## Exercise directions
Your task is to copy the listing exactly. Drop any pictures from the copy.

## Listed entries
***
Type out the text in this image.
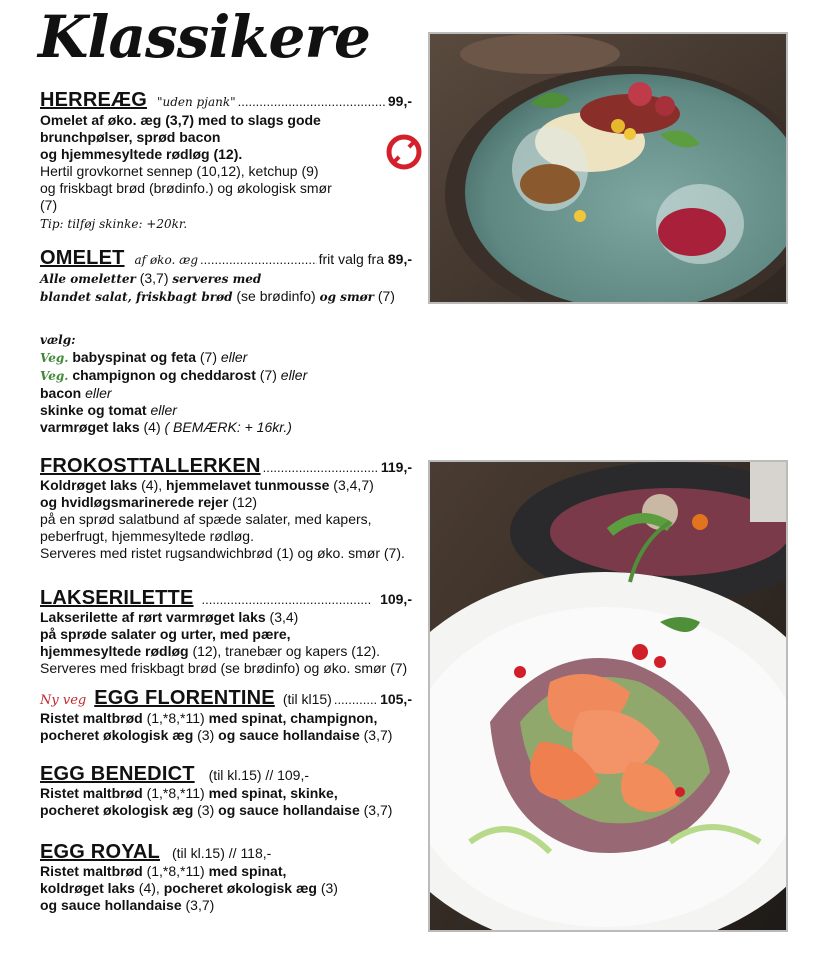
Klassikere
HERREÆG "uden pjank" .....	99,-
Omelet af øko. æg (3,7) med to slags gode
brunchpølser, sprød bacon
og hjemmesyltede rødløg (12).
Hertil grovkornet sennep (10,12), ketchup (9)
og friskbagt brød (brødinfo.) og økologisk smør
(7)
Tip: tilføj skinke: +20kr.
OMELET af øko. æg .....	frit valg fra
89,-
Alle omeletter (3,7) serveres med
blandet salat, friskbagt brød (se brødinfo) og smør (7)
vælg:
Veg. babyspinat og feta (7) eller
Veg. champignon og cheddarost (7) eller
bacon eller
skinke og tomat eller
varmrøget laks (4) ( BEMÆRK: + 16kr.)
FROKOSTTALLERKEN .....	119,-
Koldrøget laks (4), hjemmelavet tunmousse (3,4,7)
og hvidløgsmarinerede rejer (12)
på en sprød salatbund af spæde salater, med kapers,
peberfrugt, hjemmesyltede rødløg.
Serveres med ristet rugsandwichbrød (1) og øko. smør (7).
LAKSERILETTE .....	109,-
Lakserilette af rørt varmrøget laks (3,4)
på sprøde salater og urter, med pære,
hjemmesyltede rødløg (12), tranebær og kapers (12).
Serveres med friskbagt brød (se brødinfo) og øko. smør (7)
Ny veg EGG FLORENTINE (til kl15) .....	105,-
Ristet maltbrød (1,*8,*11) med spinat, champignon,
pocheret økologisk æg (3) og sauce hollandaise (3,7)
EGG BENEDICT (til kl.15) // 109,-
Ristet maltbrød (1,*8,*11) med spinat, skinke,
pocheret økologisk æg (3) og sauce hollandaise (3,7)
EGG ROYAL (til kl.15) // 118,-
Ristet maltbrød (1,*8,*11) med spinat,
koldrøget laks (4), pocheret økologisk æg (3)
og sauce hollandaise (3,7)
***
## Solution to this task
Type out the text in this image.
Klassikere
HERREÆG "uden pjank" .....	99,-
Omelet af øko. æg (3,7) med to slags gode
brunchpølser, sprød bacon
og hjemmesyltede rødløg (12).
Hertil grovkornet sennep (10,12), ketchup (9)
og friskbagt brød (brødinfo.) og økologisk smør
(7)
Tip: tilføj skinke: +20kr.
OMELET af øko. æg .....	frit valg fra
89,-
Alle omeletter (3,7) serveres med
blandet salat, friskbagt brød (se brødinfo) og smør (7)
vælg:
Veg. babyspinat og feta (7) eller
Veg. champignon og cheddarost (7) eller
bacon eller
skinke og tomat eller
varmrøget laks (4) ( BEMÆRK: + 16kr.)
FROKOSTTALLERKEN .....	119,-
Koldrøget laks (4), hjemmelavet tunmousse (3,4,7)
og hvidløgsmarinerede rejer (12)
på en sprød salatbund af spæde salater, med kapers,
peberfrugt, hjemmesyltede rødløg.
Serveres med ristet rugsandwichbrød (1) og øko. smør (7).
LAKSERILETTE .....	109,-
Lakserilette af rørt varmrøget laks (3,4)
på sprøde salater og urter, med pære,
hjemmesyltede rødløg (12), tranebær og kapers (12).
Serveres med friskbagt brød (se brødinfo) og øko. smør (7)
Ny veg EGG FLORENTINE (til kl15) .....	105,-
Ristet maltbrød (1,*8,*11) med spinat, champignon,
pocheret økologisk æg (3) og sauce hollandaise (3,7)
EGG BENEDICT (til kl.15) // 109,-
Ristet maltbrød (1,*8,*11) med spinat, skinke,
pocheret økologisk æg (3) og sauce hollandaise (3,7)
EGG ROYAL (til kl.15) // 118,-
Ristet maltbrød (1,*8,*11) med spinat,
koldrøget laks (4), pocheret økologisk æg (3)
og sauce hollandaise (3,7)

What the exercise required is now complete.